▶ PROMPT
Extract every line that includes the string "TradingView".

:: MATERIAL PROVIDED ::

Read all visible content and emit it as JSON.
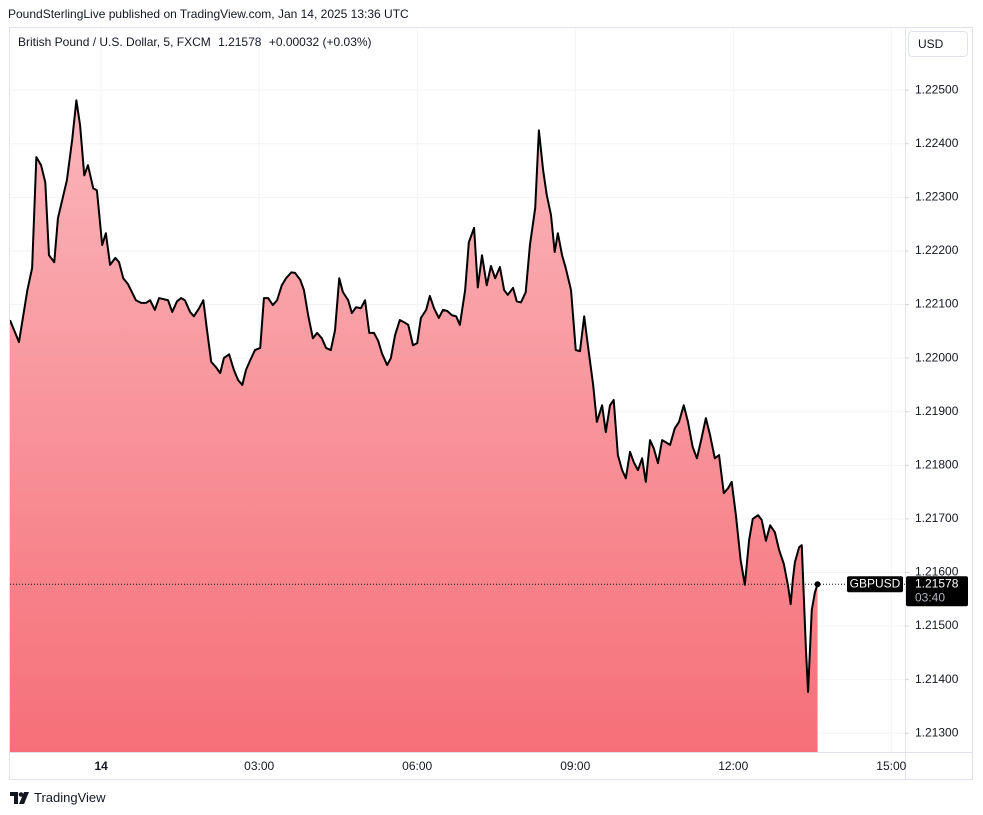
{
  "header": "PoundSterlingLive published on TradingView.com, Jan 14, 2025 13:36 UTC",
  "brand": "TradingView",
  "chart_data": {
    "type": "area",
    "legend": {
      "name": "British Pound / U.S. Dollar, 5, FXCM",
      "change": "+0.00032 (+0.03%)"
    },
    "currency": "USD",
    "symbol_label": "GBPUSD",
    "countdown": "03:40",
    "x": [
      -1.73,
      -1.56,
      -1.4,
      -1.31,
      -1.23,
      -1.14,
      -1.06,
      -0.99,
      -0.89,
      -0.82,
      -0.65,
      -0.55,
      -0.47,
      -0.4,
      -0.32,
      -0.25,
      -0.15,
      -0.08,
      0.02,
      0.09,
      0.17,
      0.27,
      0.34,
      0.42,
      0.51,
      0.66,
      0.76,
      0.85,
      0.93,
      1.02,
      1.1,
      1.27,
      1.35,
      1.44,
      1.52,
      1.59,
      1.69,
      1.76,
      1.86,
      1.94,
      2.01,
      2.09,
      2.18,
      2.26,
      2.33,
      2.43,
      2.52,
      2.6,
      2.68,
      2.75,
      2.83,
      2.92,
      3.02,
      3.09,
      3.17,
      3.26,
      3.34,
      3.43,
      3.51,
      3.61,
      3.68,
      3.78,
      3.85,
      3.93,
      4.02,
      4.1,
      4.19,
      4.27,
      4.36,
      4.44,
      4.52,
      4.59,
      4.69,
      4.76,
      4.84,
      4.93,
      5.01,
      5.09,
      5.18,
      5.26,
      5.33,
      5.43,
      5.5,
      5.58,
      5.67,
      5.75,
      5.83,
      5.92,
      6.0,
      6.07,
      6.17,
      6.24,
      6.32,
      6.41,
      6.49,
      6.57,
      6.66,
      6.74,
      6.81,
      6.91,
      6.98,
      7.08,
      7.15,
      7.23,
      7.32,
      7.4,
      7.48,
      7.57,
      7.65,
      7.72,
      7.82,
      7.89,
      7.97,
      8.06,
      8.14,
      8.24,
      8.31,
      8.39,
      8.46,
      8.54,
      8.61,
      8.67,
      8.75,
      8.82,
      8.92,
      9.01,
      9.09,
      9.17,
      9.24,
      9.34,
      9.41,
      9.51,
      9.58,
      9.66,
      9.73,
      9.81,
      9.89,
      9.96,
      10.04,
      10.11,
      10.19,
      10.27,
      10.34,
      10.42,
      10.49,
      10.57,
      10.65,
      10.72,
      10.8,
      10.89,
      10.97,
      11.06,
      11.14,
      11.23,
      11.31,
      11.39,
      11.48,
      11.56,
      11.65,
      11.73,
      11.82,
      11.9,
      11.97,
      12.05,
      12.14,
      12.22,
      12.3,
      12.37,
      12.47,
      12.54,
      12.62,
      12.7,
      12.79,
      12.87,
      12.96,
      13.04,
      13.09,
      13.13,
      13.17,
      13.25,
      13.3,
      13.38,
      13.42,
      13.49,
      13.55,
      13.6
    ],
    "series": [
      {
        "name": "GBPUSD",
        "color": "#000000",
        "fill_top": "#fab6bb",
        "fill_bottom": "#f66f78",
        "values": [
          1.22071,
          1.2203,
          1.22127,
          1.22168,
          1.22375,
          1.2236,
          1.22328,
          1.22192,
          1.22179,
          1.22261,
          1.22332,
          1.22407,
          1.22481,
          1.22435,
          1.22341,
          1.2236,
          1.22317,
          1.22313,
          1.22211,
          1.22233,
          1.22174,
          1.22187,
          1.22179,
          1.22149,
          1.22138,
          1.22108,
          1.22103,
          1.22103,
          1.22108,
          1.2209,
          1.22112,
          1.22108,
          1.22086,
          1.22106,
          1.22112,
          1.22108,
          1.22086,
          1.22078,
          1.22093,
          1.22108,
          1.22052,
          1.21993,
          1.21983,
          1.21972,
          1.22,
          1.22007,
          1.21978,
          1.21959,
          1.2195,
          1.21978,
          1.21996,
          1.22015,
          1.22019,
          1.22112,
          1.22112,
          1.22099,
          1.22108,
          1.22136,
          1.22149,
          1.2216,
          1.22159,
          1.22146,
          1.22127,
          1.2208,
          1.22037,
          1.22047,
          1.22037,
          1.22019,
          1.22015,
          1.22052,
          1.22149,
          1.22123,
          1.22108,
          1.22084,
          1.22095,
          1.22093,
          1.22108,
          1.22047,
          1.22047,
          1.22032,
          1.22009,
          1.21987,
          1.22,
          1.22043,
          1.22071,
          1.22067,
          1.22062,
          1.22024,
          1.22028,
          1.22075,
          1.2209,
          1.22116,
          1.22093,
          1.22075,
          1.2209,
          1.22088,
          1.2208,
          1.22078,
          1.22062,
          1.22127,
          1.22216,
          1.22243,
          1.22132,
          1.22192,
          1.22136,
          1.22172,
          1.22149,
          1.2217,
          1.22127,
          1.22118,
          1.22131,
          1.22106,
          1.22104,
          1.22123,
          1.22211,
          1.2228,
          1.22425,
          1.22351,
          1.22304,
          1.22267,
          1.22198,
          1.22233,
          1.22192,
          1.22168,
          1.22127,
          1.22015,
          1.22013,
          1.22078,
          1.22024,
          1.2195,
          1.21881,
          1.21912,
          1.21862,
          1.21912,
          1.21922,
          1.21819,
          1.21791,
          1.21776,
          1.21825,
          1.21806,
          1.21791,
          1.21813,
          1.21769,
          1.21847,
          1.21832,
          1.21804,
          1.21847,
          1.21843,
          1.21838,
          1.21869,
          1.21881,
          1.21912,
          1.21881,
          1.21834,
          1.21813,
          1.21847,
          1.21888,
          1.21856,
          1.21813,
          1.21819,
          1.21748,
          1.21757,
          1.21769,
          1.21707,
          1.21623,
          1.21577,
          1.2166,
          1.217,
          1.21707,
          1.21698,
          1.21659,
          1.21688,
          1.21675,
          1.21642,
          1.21616,
          1.21575,
          1.21541,
          1.21586,
          1.21619,
          1.21647,
          1.21651,
          1.21455,
          1.21377,
          1.2153,
          1.21563,
          1.21578
        ]
      }
    ],
    "xlim": [
      -1.73,
      15.26
    ],
    "xticks": [
      {
        "value": 0,
        "label": "14"
      },
      {
        "value": 3,
        "label": "03:00"
      },
      {
        "value": 6,
        "label": "06:00"
      },
      {
        "value": 9,
        "label": "09:00"
      },
      {
        "value": 12,
        "label": "12:00"
      },
      {
        "value": 15,
        "label": "15:00"
      }
    ],
    "ylim": [
      1.21265,
      1.22616
    ],
    "yticks": [
      {
        "value": 1.213,
        "label": "1.21300"
      },
      {
        "value": 1.214,
        "label": "1.21400"
      },
      {
        "value": 1.215,
        "label": "1.21500"
      },
      {
        "value": 1.216,
        "label": "1.21600"
      },
      {
        "value": 1.217,
        "label": "1.21700"
      },
      {
        "value": 1.218,
        "label": "1.21800"
      },
      {
        "value": 1.219,
        "label": "1.21900"
      },
      {
        "value": 1.22,
        "label": "1.22000"
      },
      {
        "value": 1.221,
        "label": "1.22100"
      },
      {
        "value": 1.222,
        "label": "1.22200"
      },
      {
        "value": 1.223,
        "label": "1.22300"
      },
      {
        "value": 1.224,
        "label": "1.22400"
      },
      {
        "value": 1.225,
        "label": "1.22500"
      }
    ],
    "grid": true
  }
}
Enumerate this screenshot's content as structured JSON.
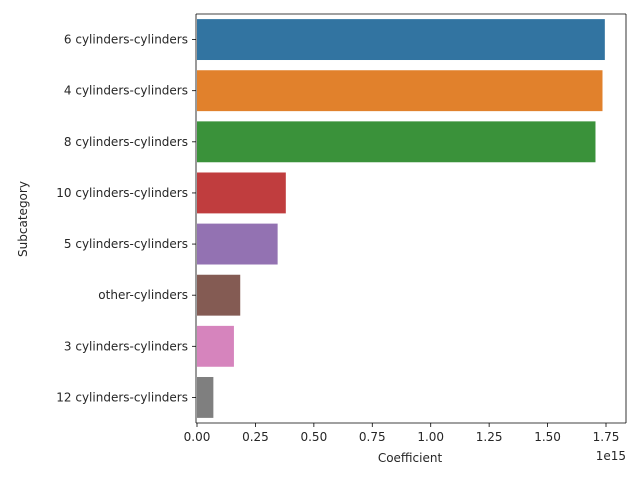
{
  "chart_data": {
    "type": "bar",
    "orientation": "horizontal",
    "categories": [
      "6 cylinders-cylinders",
      "4 cylinders-cylinders",
      "8 cylinders-cylinders",
      "10 cylinders-cylinders",
      "5 cylinders-cylinders",
      "other-cylinders",
      "3 cylinders-cylinders",
      "12 cylinders-cylinders"
    ],
    "values": [
      1.745,
      1.735,
      1.705,
      0.38,
      0.345,
      0.185,
      0.158,
      0.07
    ],
    "colors": [
      "#3274a1",
      "#e1812c",
      "#3a923a",
      "#c03d3e",
      "#9372b2",
      "#845b53",
      "#d684bd",
      "#7f7f7f"
    ],
    "xlabel": "Coefficient",
    "ylabel": "Subcategory",
    "x_scale_note": "1e15",
    "xlim": [
      0,
      1.8
    ],
    "xticks": [
      0.0,
      0.25,
      0.5,
      0.75,
      1.0,
      1.25,
      1.5,
      1.75
    ],
    "xtick_labels": [
      "0.00",
      "0.25",
      "0.50",
      "0.75",
      "1.00",
      "1.25",
      "1.50",
      "1.75"
    ],
    "grid": false,
    "legend": "none"
  }
}
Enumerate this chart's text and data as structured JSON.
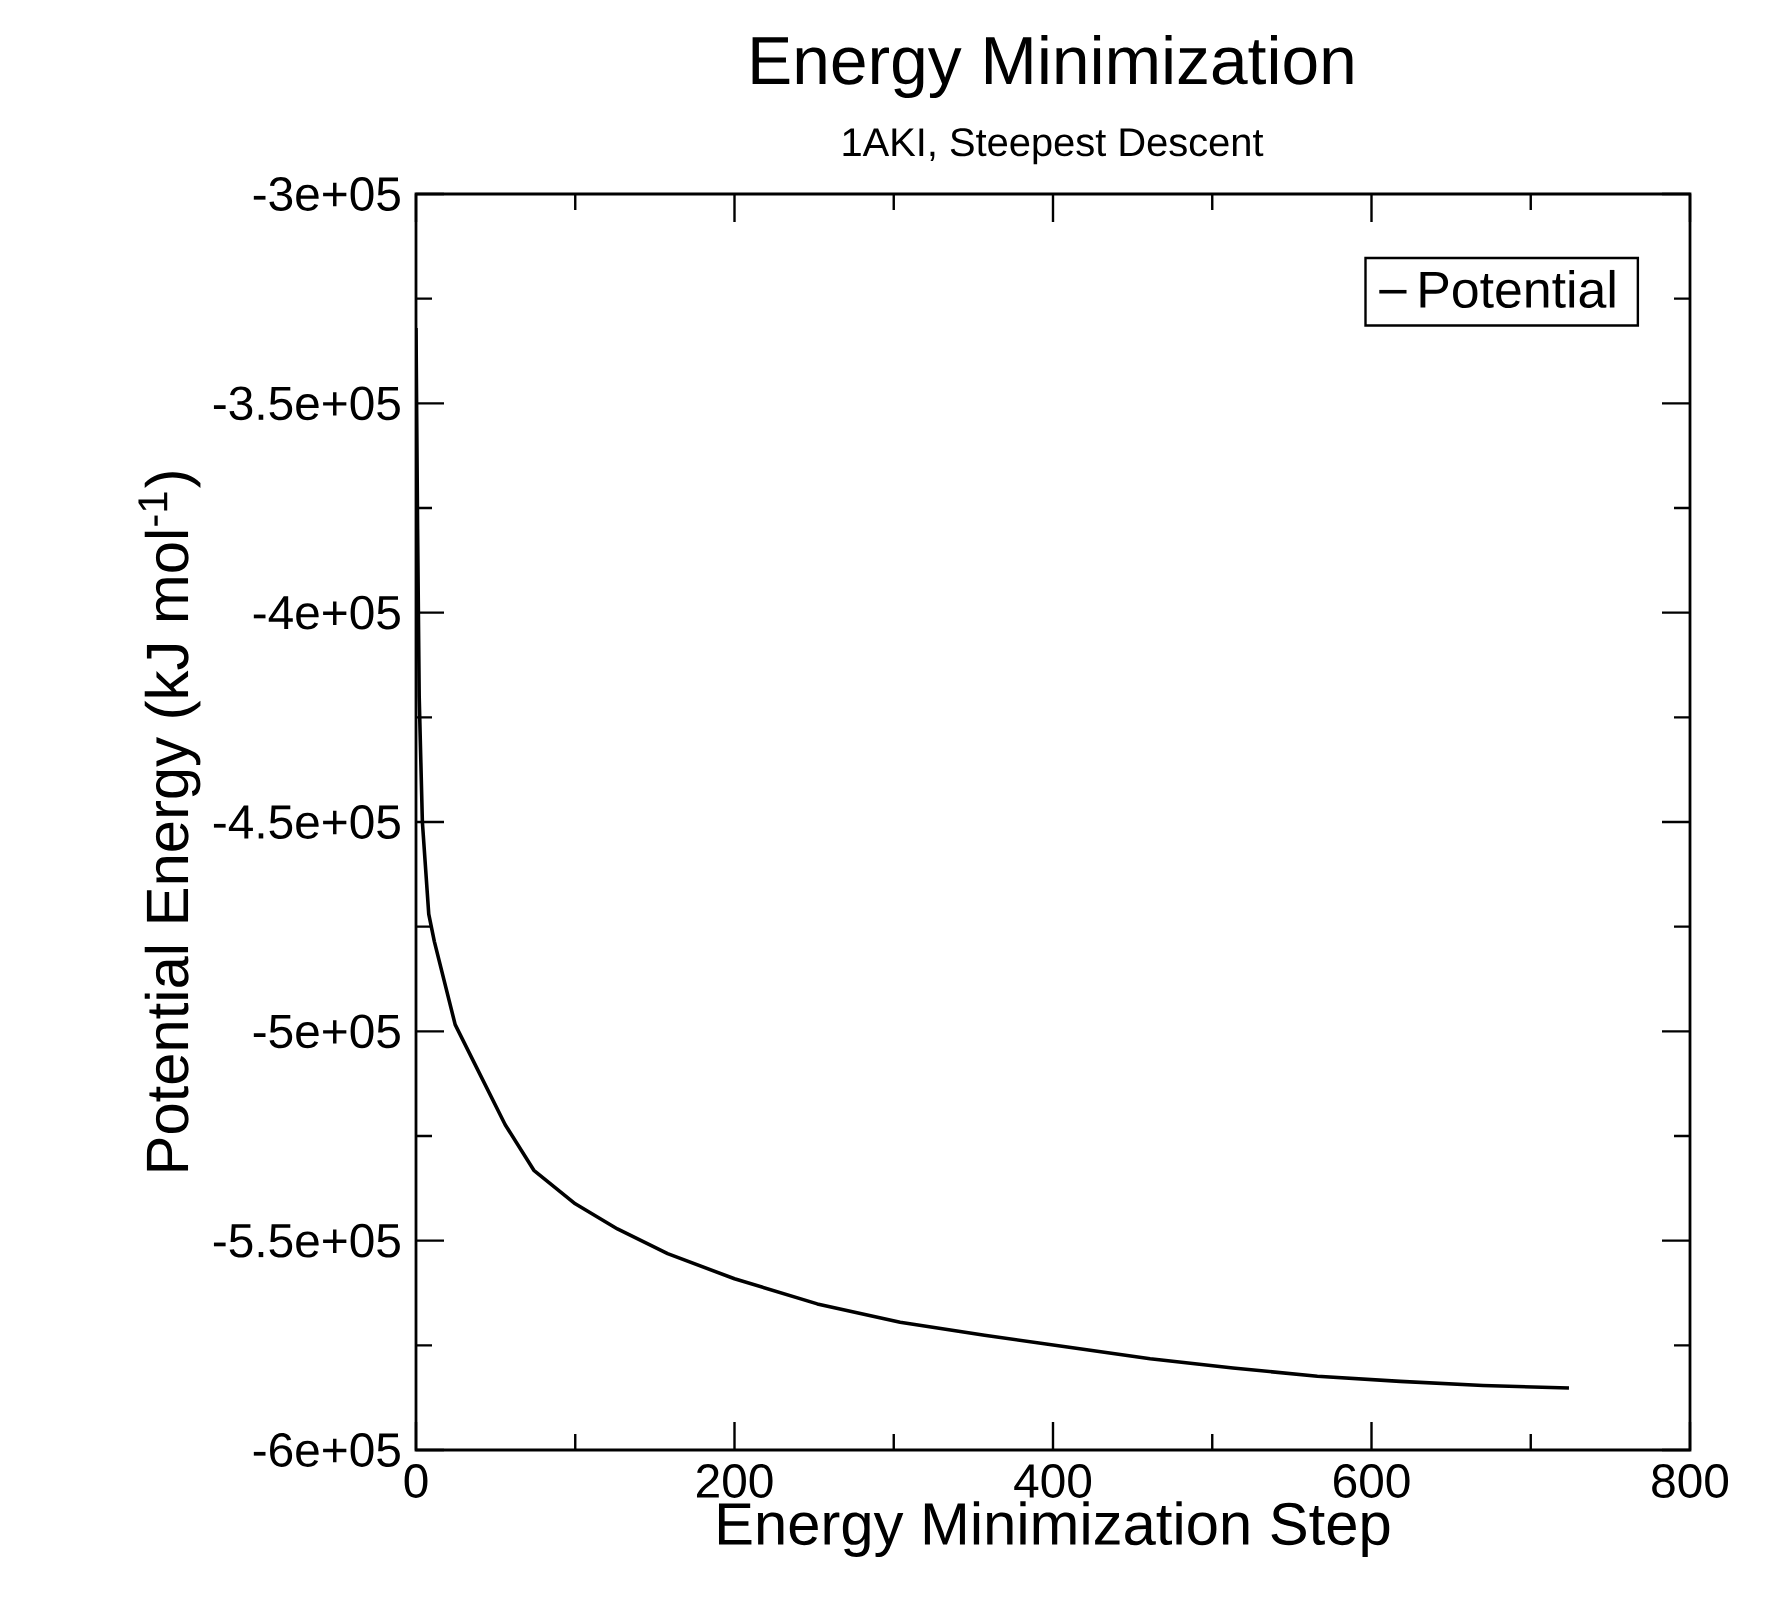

:::

▶ SOLUTION FOR THIS TASK
  "header": "PoundSterlingLive published on TradingView.com, Jan 14, 2025 13:36 UTC",
  "brand": "TradingView",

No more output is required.